Written problem. Extract each line containing the string "análisis".

Records shown.
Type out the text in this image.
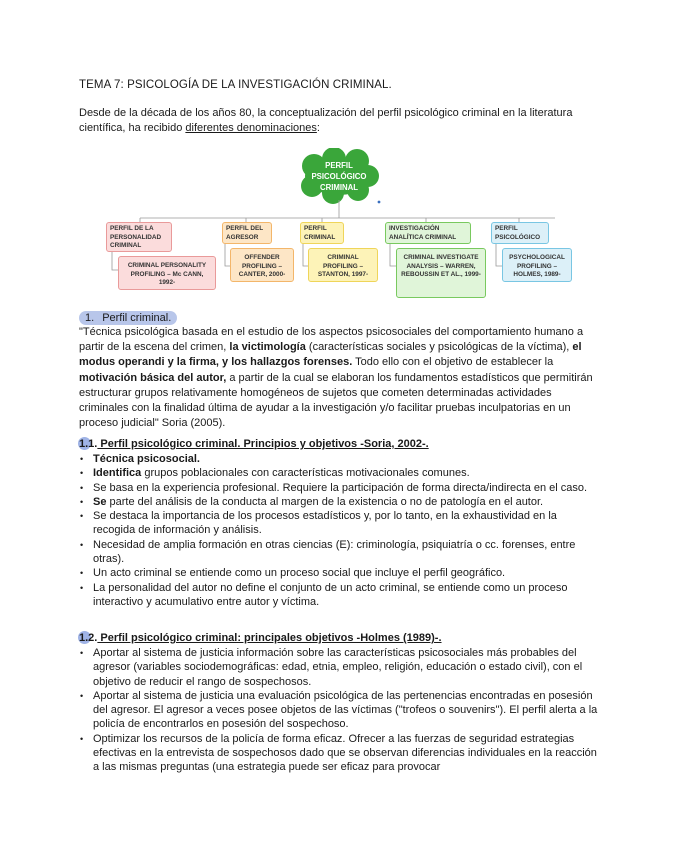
TEMA 7: PSICOLOGÍA DE LA INVESTIGACIÓN CRIMINAL.
Desde de la década de los años 80, la conceptualización del perfil psicológico criminal en la literatura científica, ha recibido diferentes denominaciones:
PERFIL PSICOLÓGICO CRIMINAL
PERFIL DE LA PERSONALIDAD CRIMINAL
PERFIL DEL AGRESOR
PERFIL CRIMINAL
INVESTIGACIÓN ANALÍTICA CRIMINAL
PERFIL PSICOLÓGICO
CRIMINAL PERSONALITY PROFILING – Mc CANN, 1992-
OFFENDER PROFILING – CANTER, 2000-
CRIMINAL PROFILING – STANTON, 1997-
CRIMINAL INVESTIGATE ANALYSIS – WARREN, REBOUSSIN ET AL., 1999-
PSYCHOLOGICAL PROFILING – HOLMES, 1989-
1. Perfil criminal.
"Técnica psicológica basada en el estudio de los aspectos psicosociales del comportamiento humano a partir de la escena del crimen, la victimología (características sociales y psicológicas de la víctima), el modus operandi y la firma, y los hallazgos forenses. Todo ello con el objetivo de establecer la motivación básica del autor, a partir de la cual se elaboran los fundamentos estadísticos que permitirán estructurar grupos relativamente homogéneos de sujetos que cometen determinadas actividades criminales con la finalidad última de ayudar a la investigación y/o facilitar pruebas inculpatorias en un proceso judicial" Soria (2005).
1.1. Perfil psicológico criminal. Principios y objetivos -Soria, 2002-.
• Técnica psicosocial.
• Identifica grupos poblacionales con características motivacionales comunes.
• Se basa en la experiencia profesional. Requiere la participación de forma directa/indirecta en el caso.
• Se parte del análisis de la conducta al margen de la existencia o no de patología en el autor.
• Se destaca la importancia de los procesos estadísticos y, por lo tanto, en la exhaustividad en la recogida de información y análisis.
• Necesidad de amplia formación en otras ciencias (E): criminología, psiquiatría o cc. forenses, entre otras).
• Un acto criminal se entiende como un proceso social que incluye el perfil geográfico.
• La personalidad del autor no define el conjunto de un acto criminal, se entiende como un proceso interactivo y acumulativo entre autor y víctima.
1.2. Perfil psicológico criminal: principales objetivos -Holmes (1989)-.
• Aportar al sistema de justicia información sobre las características psicosociales más probables del agresor (variables sociodemográficas: edad, etnia, empleo, religión, educación o estado civil), con el objetivo de reducir el rango de sospechosos.
• Aportar al sistema de justicia una evaluación psicológica de las pertenencias encontradas en posesión del agresor. El agresor a veces posee objetos de las víctimas ("trofeos o souvenirs"). El perfil alerta a la policía de encontrarlos en posesión del sospechoso.
• Optimizar los recursos de la policía de forma eficaz. Ofrecer a las fuerzas de seguridad estrategias efectivas en la entrevista de sospechosos dado que se observan diferencias individuales en la reacción a las mismas preguntas (una estrategia puede ser eficaz para provocar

Exercise response.
• Se parte del análisis de la conducta al margen de la existencia o no de patología en el autor.
• Se destaca la importancia de los procesos estadísticos y, por lo tanto, en la exhaustividad en la recogida de información y análisis.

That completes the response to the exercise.